**Exercise input**
################

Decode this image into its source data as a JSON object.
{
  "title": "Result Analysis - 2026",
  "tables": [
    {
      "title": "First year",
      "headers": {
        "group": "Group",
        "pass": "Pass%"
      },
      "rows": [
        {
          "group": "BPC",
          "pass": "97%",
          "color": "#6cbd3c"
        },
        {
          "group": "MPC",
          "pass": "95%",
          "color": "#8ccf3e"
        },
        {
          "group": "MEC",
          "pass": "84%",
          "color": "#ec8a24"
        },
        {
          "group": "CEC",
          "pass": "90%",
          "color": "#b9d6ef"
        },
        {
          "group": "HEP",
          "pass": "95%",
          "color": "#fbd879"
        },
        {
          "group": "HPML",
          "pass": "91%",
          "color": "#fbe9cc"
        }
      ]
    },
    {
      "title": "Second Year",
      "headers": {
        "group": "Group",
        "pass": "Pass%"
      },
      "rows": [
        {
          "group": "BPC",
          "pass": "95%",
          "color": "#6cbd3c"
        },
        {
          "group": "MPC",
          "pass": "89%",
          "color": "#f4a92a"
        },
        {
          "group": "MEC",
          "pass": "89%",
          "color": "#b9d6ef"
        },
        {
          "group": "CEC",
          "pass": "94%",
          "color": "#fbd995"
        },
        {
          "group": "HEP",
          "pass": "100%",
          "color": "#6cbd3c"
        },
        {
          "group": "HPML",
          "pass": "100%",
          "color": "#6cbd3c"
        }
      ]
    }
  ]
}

################

**What you have to do**
Repeat the records above exactly, from the first line to the last.

**Complete response**
Decode this image into its source data as a JSON object.
{
  "title": "Result Analysis - 2026",
  "tables": [
    {
      "title": "First year",
      "headers": {
        "group": "Group",
        "pass": "Pass%"
      },
      "rows": [
        {
          "group": "BPC",
          "pass": "97%",
          "color": "#6cbd3c"
        },
        {
          "group": "MPC",
          "pass": "95%",
          "color": "#8ccf3e"
        },
        {
          "group": "MEC",
          "pass": "84%",
          "color": "#ec8a24"
        },
        {
          "group": "CEC",
          "pass": "90%",
          "color": "#b9d6ef"
        },
        {
          "group": "HEP",
          "pass": "95%",
          "color": "#fbd879"
        },
        {
          "group": "HPML",
          "pass": "91%",
          "color": "#fbe9cc"
        }
      ]
    },
    {
      "title": "Second Year",
      "headers": {
        "group": "Group",
        "pass": "Pass%"
      },
      "rows": [
        {
          "group": "BPC",
          "pass": "95%",
          "color": "#6cbd3c"
        },
        {
          "group": "MPC",
          "pass": "89%",
          "color": "#f4a92a"
        },
        {
          "group": "MEC",
          "pass": "89%",
          "color": "#b9d6ef"
        },
        {
          "group": "CEC",
          "pass": "94%",
          "color": "#fbd995"
        },
        {
          "group": "HEP",
          "pass": "100%",
          "color": "#6cbd3c"
        },
        {
          "group": "HPML",
          "pass": "100%",
          "color": "#6cbd3c"
        }
      ]
    }
  ]
}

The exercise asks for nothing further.